INSTRUCTIONS FOR THE TASK:
Take the entries below and reproduce them word for word.

Extracted records:
———

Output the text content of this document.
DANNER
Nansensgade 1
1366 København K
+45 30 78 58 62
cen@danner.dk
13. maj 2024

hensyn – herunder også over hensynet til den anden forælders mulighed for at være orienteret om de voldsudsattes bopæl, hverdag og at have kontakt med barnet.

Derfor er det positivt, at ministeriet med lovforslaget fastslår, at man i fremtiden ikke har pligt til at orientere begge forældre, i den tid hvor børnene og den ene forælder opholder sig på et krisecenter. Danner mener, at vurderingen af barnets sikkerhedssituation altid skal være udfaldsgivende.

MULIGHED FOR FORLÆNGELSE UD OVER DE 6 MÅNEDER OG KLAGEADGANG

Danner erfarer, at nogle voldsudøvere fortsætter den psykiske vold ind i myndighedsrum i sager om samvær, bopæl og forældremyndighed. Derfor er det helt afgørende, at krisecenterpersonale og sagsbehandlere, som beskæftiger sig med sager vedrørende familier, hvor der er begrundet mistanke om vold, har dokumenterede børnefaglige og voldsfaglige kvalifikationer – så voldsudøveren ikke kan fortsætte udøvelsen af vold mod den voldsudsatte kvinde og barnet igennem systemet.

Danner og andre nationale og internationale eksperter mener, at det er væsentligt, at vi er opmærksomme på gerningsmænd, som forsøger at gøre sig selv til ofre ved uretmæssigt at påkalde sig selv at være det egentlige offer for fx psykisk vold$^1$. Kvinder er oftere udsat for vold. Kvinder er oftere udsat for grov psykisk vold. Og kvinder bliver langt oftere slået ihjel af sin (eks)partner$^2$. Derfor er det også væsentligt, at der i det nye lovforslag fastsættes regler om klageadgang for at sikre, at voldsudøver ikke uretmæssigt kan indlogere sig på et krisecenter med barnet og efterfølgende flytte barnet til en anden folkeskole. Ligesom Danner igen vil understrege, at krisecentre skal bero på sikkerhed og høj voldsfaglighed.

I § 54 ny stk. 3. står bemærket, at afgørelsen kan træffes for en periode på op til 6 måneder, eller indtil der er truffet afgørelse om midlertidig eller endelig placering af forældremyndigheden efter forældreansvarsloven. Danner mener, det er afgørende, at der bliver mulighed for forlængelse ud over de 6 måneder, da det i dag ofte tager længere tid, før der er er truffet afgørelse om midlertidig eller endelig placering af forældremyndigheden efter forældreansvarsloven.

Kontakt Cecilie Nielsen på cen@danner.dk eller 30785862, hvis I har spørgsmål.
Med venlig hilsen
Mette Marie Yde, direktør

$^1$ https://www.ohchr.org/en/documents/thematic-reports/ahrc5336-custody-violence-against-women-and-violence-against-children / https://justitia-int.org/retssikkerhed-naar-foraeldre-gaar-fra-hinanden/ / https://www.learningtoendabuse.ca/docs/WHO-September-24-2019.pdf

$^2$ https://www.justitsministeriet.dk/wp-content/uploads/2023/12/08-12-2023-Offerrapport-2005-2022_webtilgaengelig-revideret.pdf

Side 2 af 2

———

CORRECT ANSWER:
Output the text content of this document.
DANNER
Nansensgade 1
1366 København K
+45 30 78 58 62
cen@danner.dk
13. maj 2024

hensyn – herunder også over hensynet til den anden forælders mulighed for at være orienteret om de voldsudsattes bopæl, hverdag og at have kontakt med barnet.

Derfor er det positivt, at ministeriet med lovforslaget fastslår, at man i fremtiden ikke har pligt til at orientere begge forældre, i den tid hvor børnene og den ene forælder opholder sig på et krisecenter. Danner mener, at vurderingen af barnets sikkerhedssituation altid skal være udfaldsgivende.

MULIGHED FOR FORLÆNGELSE UD OVER DE 6 MÅNEDER OG KLAGEADGANG

Danner erfarer, at nogle voldsudøvere fortsætter den psykiske vold ind i myndighedsrum i sager om samvær, bopæl og forældremyndighed. Derfor er det helt afgørende, at krisecenterpersonale og sagsbehandlere, som beskæftiger sig med sager vedrørende familier, hvor der er begrundet mistanke om vold, har dokumenterede børnefaglige og voldsfaglige kvalifikationer – så voldsudøveren ikke kan fortsætte udøvelsen af vold mod den voldsudsatte kvinde og barnet igennem systemet.

Danner og andre nationale og internationale eksperter mener, at det er væsentligt, at vi er opmærksomme på gerningsmænd, som forsøger at gøre sig selv til ofre ved uretmæssigt at påkalde sig selv at være det egentlige offer for fx psykisk vold$^1$. Kvinder er oftere udsat for vold. Kvinder er oftere udsat for grov psykisk vold. Og kvinder bliver langt oftere slået ihjel af sin (eks)partner$^2$. Derfor er det også væsentligt, at der i det nye lovforslag fastsættes regler om klageadgang for at sikre, at voldsudøver ikke uretmæssigt kan indlogere sig på et krisecenter med barnet og efterfølgende flytte barnet til en anden folkeskole. Ligesom Danner igen vil understrege, at krisecentre skal bero på sikkerhed og høj voldsfaglighed.

I § 54 ny stk. 3. står bemærket, at afgørelsen kan træffes for en periode på op til 6 måneder, eller indtil der er truffet afgørelse om midlertidig eller endelig placering af forældremyndigheden efter forældreansvarsloven. Danner mener, det er afgørende, at der bliver mulighed for forlængelse ud over de 6 måneder, da det i dag ofte tager længere tid, før der er er truffet afgørelse om midlertidig eller endelig placering af forældremyndigheden efter forældreansvarsloven.

Kontakt Cecilie Nielsen på cen@danner.dk eller 30785862, hvis I har spørgsmål.
Med venlig hilsen
Mette Marie Yde, direktør

$^1$ https://www.ohchr.org/en/documents/thematic-reports/ahrc5336-custody-violence-against-women-and-violence-against-children / https://justitia-int.org/retssikkerhed-naar-foraeldre-gaar-fra-hinanden/ / https://www.learningtoendabuse.ca/docs/WHO-September-24-2019.pdf

$^2$ https://www.justitsministeriet.dk/wp-content/uploads/2023/12/08-12-2023-Offerrapport-2005-2022_webtilgaengelig-revideret.pdf

Side 2 af 2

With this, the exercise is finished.